In the entries below, find the lines with the word "ylabel" and copy them.

• _Listed entries_
···

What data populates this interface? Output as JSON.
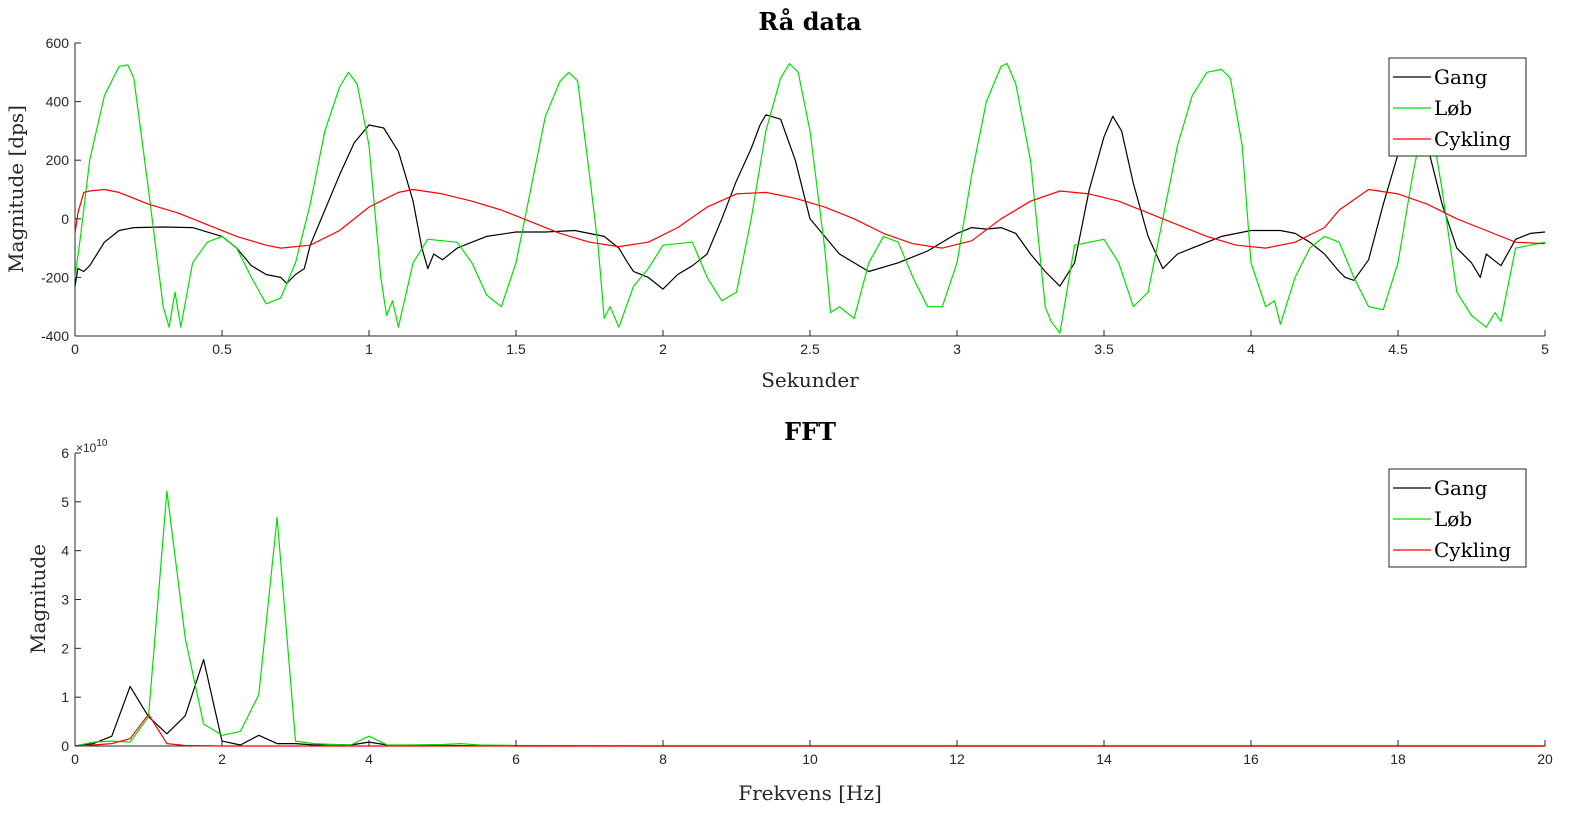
{
  "chart_data": [
    {
      "type": "line",
      "title": "Rå data",
      "xlabel": "Sekunder",
      "ylabel": "Magnitude [dps]",
      "xlim": [
        0,
        5
      ],
      "ylim": [
        -400,
        600
      ],
      "xticks": [
        0,
        0.5,
        1,
        1.5,
        2,
        2.5,
        3,
        3.5,
        4,
        4.5,
        5
      ],
      "xticklabels": [
        "0",
        "0.5",
        "1",
        "1.5",
        "2",
        "2.5",
        "3",
        "3.5",
        "4",
        "4.5",
        "5"
      ],
      "yticks": [
        -400,
        -200,
        0,
        200,
        400,
        600
      ],
      "yticklabels": [
        "-400",
        "-200",
        "0",
        "200",
        "400",
        "600"
      ],
      "legend_position": "top-right",
      "grid": false,
      "series": [
        {
          "name": "Gang",
          "color": "#000000",
          "x": [
            0,
            0.01,
            0.03,
            0.05,
            0.1,
            0.15,
            0.2,
            0.3,
            0.4,
            0.5,
            0.55,
            0.6,
            0.65,
            0.7,
            0.72,
            0.75,
            0.78,
            0.8,
            0.85,
            0.9,
            0.95,
            1.0,
            1.05,
            1.1,
            1.15,
            1.18,
            1.2,
            1.22,
            1.25,
            1.3,
            1.35,
            1.4,
            1.5,
            1.6,
            1.7,
            1.8,
            1.85,
            1.88,
            1.9,
            1.95,
            2.0,
            2.05,
            2.1,
            2.15,
            2.2,
            2.25,
            2.3,
            2.33,
            2.35,
            2.4,
            2.45,
            2.5,
            2.6,
            2.7,
            2.8,
            2.9,
            3.0,
            3.05,
            3.1,
            3.15,
            3.2,
            3.25,
            3.3,
            3.35,
            3.4,
            3.45,
            3.5,
            3.53,
            3.56,
            3.6,
            3.65,
            3.7,
            3.75,
            3.8,
            3.9,
            4.0,
            4.1,
            4.15,
            4.2,
            4.25,
            4.3,
            4.32,
            4.35,
            4.4,
            4.45,
            4.5,
            4.55,
            4.6,
            4.65,
            4.7,
            4.75,
            4.78,
            4.8,
            4.85,
            4.9,
            4.95,
            5.0
          ],
          "y": [
            -230,
            -170,
            -180,
            -160,
            -80,
            -40,
            -30,
            -28,
            -30,
            -60,
            -100,
            -160,
            -190,
            -200,
            -220,
            -190,
            -170,
            -90,
            30,
            150,
            260,
            320,
            310,
            230,
            60,
            -100,
            -170,
            -120,
            -140,
            -100,
            -80,
            -60,
            -45,
            -45,
            -40,
            -60,
            -100,
            -150,
            -180,
            -200,
            -240,
            -190,
            -160,
            -120,
            0,
            130,
            240,
            320,
            355,
            340,
            200,
            0,
            -120,
            -180,
            -150,
            -110,
            -50,
            -30,
            -35,
            -30,
            -50,
            -120,
            -180,
            -230,
            -150,
            100,
            280,
            350,
            300,
            120,
            -60,
            -170,
            -120,
            -100,
            -60,
            -40,
            -40,
            -50,
            -80,
            -120,
            -180,
            -200,
            -210,
            -140,
            50,
            220,
            320,
            250,
            50,
            -100,
            -150,
            -200,
            -120,
            -160,
            -70,
            -50,
            -45
          ]
        },
        {
          "name": "Løb",
          "color": "#00e000",
          "x": [
            0,
            0.02,
            0.05,
            0.1,
            0.15,
            0.18,
            0.2,
            0.25,
            0.3,
            0.32,
            0.34,
            0.36,
            0.4,
            0.45,
            0.5,
            0.55,
            0.6,
            0.65,
            0.7,
            0.75,
            0.8,
            0.85,
            0.9,
            0.93,
            0.96,
            1.0,
            1.04,
            1.06,
            1.08,
            1.1,
            1.15,
            1.2,
            1.3,
            1.35,
            1.4,
            1.45,
            1.5,
            1.55,
            1.6,
            1.65,
            1.68,
            1.71,
            1.75,
            1.78,
            1.8,
            1.82,
            1.85,
            1.9,
            1.95,
            2.0,
            2.1,
            2.15,
            2.2,
            2.25,
            2.3,
            2.35,
            2.4,
            2.43,
            2.46,
            2.5,
            2.55,
            2.57,
            2.6,
            2.65,
            2.7,
            2.75,
            2.8,
            2.85,
            2.9,
            2.95,
            3.0,
            3.05,
            3.1,
            3.15,
            3.17,
            3.2,
            3.25,
            3.28,
            3.3,
            3.32,
            3.35,
            3.4,
            3.5,
            3.55,
            3.6,
            3.65,
            3.7,
            3.75,
            3.8,
            3.85,
            3.9,
            3.93,
            3.97,
            4.0,
            4.05,
            4.08,
            4.1,
            4.15,
            4.2,
            4.25,
            4.3,
            4.35,
            4.4,
            4.45,
            4.5,
            4.55,
            4.6,
            4.65,
            4.7,
            4.75,
            4.8,
            4.83,
            4.85,
            4.9,
            4.95,
            5.0
          ],
          "y": [
            -200,
            -50,
            200,
            420,
            520,
            525,
            480,
            100,
            -300,
            -370,
            -250,
            -370,
            -150,
            -80,
            -60,
            -100,
            -200,
            -290,
            -270,
            -150,
            50,
            300,
            450,
            500,
            460,
            250,
            -200,
            -330,
            -280,
            -370,
            -150,
            -70,
            -80,
            -150,
            -260,
            -300,
            -150,
            100,
            350,
            470,
            500,
            470,
            150,
            -100,
            -340,
            -300,
            -370,
            -230,
            -170,
            -90,
            -80,
            -200,
            -280,
            -250,
            0,
            300,
            480,
            530,
            500,
            300,
            -100,
            -320,
            -300,
            -340,
            -150,
            -60,
            -80,
            -200,
            -300,
            -300,
            -150,
            150,
            400,
            520,
            530,
            460,
            200,
            -100,
            -300,
            -350,
            -390,
            -90,
            -70,
            -150,
            -300,
            -250,
            0,
            250,
            420,
            500,
            510,
            480,
            250,
            -150,
            -300,
            -280,
            -360,
            -200,
            -100,
            -60,
            -80,
            -200,
            -300,
            -310,
            -150,
            150,
            400,
            100,
            -250,
            -330,
            -370,
            -320,
            -350,
            -100,
            -90,
            -80
          ]
        },
        {
          "name": "Cykling",
          "color": "#ff0000",
          "x": [
            0,
            0.01,
            0.03,
            0.05,
            0.1,
            0.15,
            0.25,
            0.35,
            0.45,
            0.55,
            0.65,
            0.7,
            0.8,
            0.9,
            1.0,
            1.1,
            1.15,
            1.25,
            1.35,
            1.45,
            1.55,
            1.65,
            1.75,
            1.85,
            1.95,
            2.05,
            2.15,
            2.25,
            2.35,
            2.45,
            2.55,
            2.65,
            2.75,
            2.85,
            2.95,
            3.05,
            3.15,
            3.25,
            3.35,
            3.45,
            3.55,
            3.65,
            3.75,
            3.85,
            3.95,
            4.05,
            4.15,
            4.25,
            4.3,
            4.4,
            4.5,
            4.6,
            4.7,
            4.8,
            4.9,
            5.0
          ],
          "y": [
            -50,
            20,
            90,
            95,
            100,
            90,
            50,
            20,
            -20,
            -60,
            -90,
            -100,
            -90,
            -40,
            40,
            90,
            100,
            85,
            60,
            30,
            -10,
            -50,
            -80,
            -95,
            -80,
            -30,
            40,
            85,
            90,
            70,
            40,
            0,
            -50,
            -85,
            -100,
            -75,
            0,
            60,
            95,
            85,
            60,
            20,
            -20,
            -60,
            -90,
            -100,
            -80,
            -30,
            30,
            100,
            85,
            50,
            0,
            -40,
            -80,
            -85
          ]
        }
      ]
    },
    {
      "type": "line",
      "title": "FFT",
      "xlabel": "Frekvens [Hz]",
      "ylabel": "Magnitude",
      "xlim": [
        0,
        20
      ],
      "ylim": [
        0,
        6
      ],
      "y_exponent_label": "× 10^10",
      "xticks": [
        0,
        2,
        4,
        6,
        8,
        10,
        12,
        14,
        16,
        18,
        20
      ],
      "xticklabels": [
        "0",
        "2",
        "4",
        "6",
        "8",
        "10",
        "12",
        "14",
        "16",
        "18",
        "20"
      ],
      "yticks": [
        0,
        1,
        2,
        3,
        4,
        5,
        6
      ],
      "yticklabels": [
        "0",
        "1",
        "2",
        "3",
        "4",
        "5",
        "6"
      ],
      "legend_position": "top-right",
      "grid": false,
      "series": [
        {
          "name": "Gang",
          "color": "#000000",
          "x": [
            0,
            0.25,
            0.5,
            0.75,
            1.0,
            1.25,
            1.5,
            1.75,
            2.0,
            2.25,
            2.5,
            2.75,
            3.0,
            3.25,
            3.5,
            3.75,
            4.0,
            4.25,
            4.5,
            5,
            6,
            8,
            10,
            12,
            14,
            16,
            18,
            20
          ],
          "y": [
            0,
            0.05,
            0.2,
            1.22,
            0.6,
            0.25,
            0.62,
            1.77,
            0.1,
            0.02,
            0.22,
            0.05,
            0.05,
            0.02,
            0.03,
            0.02,
            0.08,
            0.02,
            0.01,
            0.01,
            0,
            0,
            0,
            0,
            0,
            0,
            0,
            0
          ]
        },
        {
          "name": "Løb",
          "color": "#00e000",
          "x": [
            0,
            0.25,
            0.5,
            0.75,
            1.0,
            1.25,
            1.5,
            1.75,
            2.0,
            2.25,
            2.5,
            2.75,
            3.0,
            3.25,
            3.5,
            3.75,
            4.0,
            4.25,
            4.5,
            5.0,
            5.25,
            5.5,
            6,
            8,
            10,
            12,
            14,
            16,
            18,
            20
          ],
          "y": [
            0,
            0.08,
            0.1,
            0.08,
            0.6,
            5.22,
            2.2,
            0.45,
            0.22,
            0.3,
            1.05,
            4.68,
            0.1,
            0.05,
            0.03,
            0.02,
            0.2,
            0.02,
            0.02,
            0.03,
            0.05,
            0.02,
            0.01,
            0,
            0,
            0,
            0,
            0,
            0,
            0
          ]
        },
        {
          "name": "Cykling",
          "color": "#ff0000",
          "x": [
            0,
            0.25,
            0.5,
            0.75,
            1.0,
            1.25,
            1.5,
            2,
            4,
            6,
            8,
            10,
            12,
            14,
            16,
            18,
            20
          ],
          "y": [
            0,
            0.02,
            0.05,
            0.15,
            0.65,
            0.05,
            0.01,
            0,
            0,
            0,
            0,
            0,
            0,
            0,
            0,
            0,
            0
          ]
        }
      ]
    }
  ]
}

···

• _Solution to the exercise_
      "ylabel": "Magnitude [dps]",
      "ylabel": "Magnitude",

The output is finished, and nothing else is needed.